**Directive**
Repeat the listing in full, exactly as it stands.

[Saved data entries]
******************************
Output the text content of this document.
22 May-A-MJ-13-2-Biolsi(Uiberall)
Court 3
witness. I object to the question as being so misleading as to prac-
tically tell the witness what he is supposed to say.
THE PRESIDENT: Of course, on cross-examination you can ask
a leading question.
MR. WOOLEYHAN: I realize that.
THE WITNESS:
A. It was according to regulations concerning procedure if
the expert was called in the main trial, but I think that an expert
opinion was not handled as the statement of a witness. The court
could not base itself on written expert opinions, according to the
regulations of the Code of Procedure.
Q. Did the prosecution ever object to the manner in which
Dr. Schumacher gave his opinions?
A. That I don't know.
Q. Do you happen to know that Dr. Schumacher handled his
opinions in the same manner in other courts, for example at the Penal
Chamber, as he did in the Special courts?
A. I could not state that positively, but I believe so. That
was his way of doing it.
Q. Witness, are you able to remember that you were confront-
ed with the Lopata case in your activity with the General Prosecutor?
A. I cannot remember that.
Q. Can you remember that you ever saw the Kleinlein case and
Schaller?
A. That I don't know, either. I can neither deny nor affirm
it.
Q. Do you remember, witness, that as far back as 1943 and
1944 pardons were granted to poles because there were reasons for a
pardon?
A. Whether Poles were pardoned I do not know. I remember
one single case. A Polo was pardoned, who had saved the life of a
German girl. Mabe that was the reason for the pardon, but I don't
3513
******************************
**Complete answer**
Output the text content of this document.
22 May-A-MJ-13-2-Biolsi(Uiberall)
Court 3
witness. I object to the question as being so misleading as to prac-
tically tell the witness what he is supposed to say.
THE PRESIDENT: Of course, on cross-examination you can ask
a leading question.
MR. WOOLEYHAN: I realize that.
THE WITNESS:
A. It was according to regulations concerning procedure if
the expert was called in the main trial, but I think that an expert
opinion was not handled as the statement of a witness. The court
could not base itself on written expert opinions, according to the
regulations of the Code of Procedure.
Q. Did the prosecution ever object to the manner in which
Dr. Schumacher gave his opinions?
A. That I don't know.
Q. Do you happen to know that Dr. Schumacher handled his
opinions in the same manner in other courts, for example at the Penal
Chamber, as he did in the Special courts?
A. I could not state that positively, but I believe so. That
was his way of doing it.
Q. Witness, are you able to remember that you were confront-
ed with the Lopata case in your activity with the General Prosecutor?
A. I cannot remember that.
Q. Can you remember that you ever saw the Kleinlein case and
Schaller?
A. That I don't know, either. I can neither deny nor affirm
it.
Q. Do you remember, witness, that as far back as 1943 and
1944 pardons were granted to poles because there were reasons for a
pardon?
A. Whether Poles were pardoned I do not know. I remember
one single case. A Polo was pardoned, who had saved the life of a
German girl. Mabe that was the reason for the pardon, but I don't
3513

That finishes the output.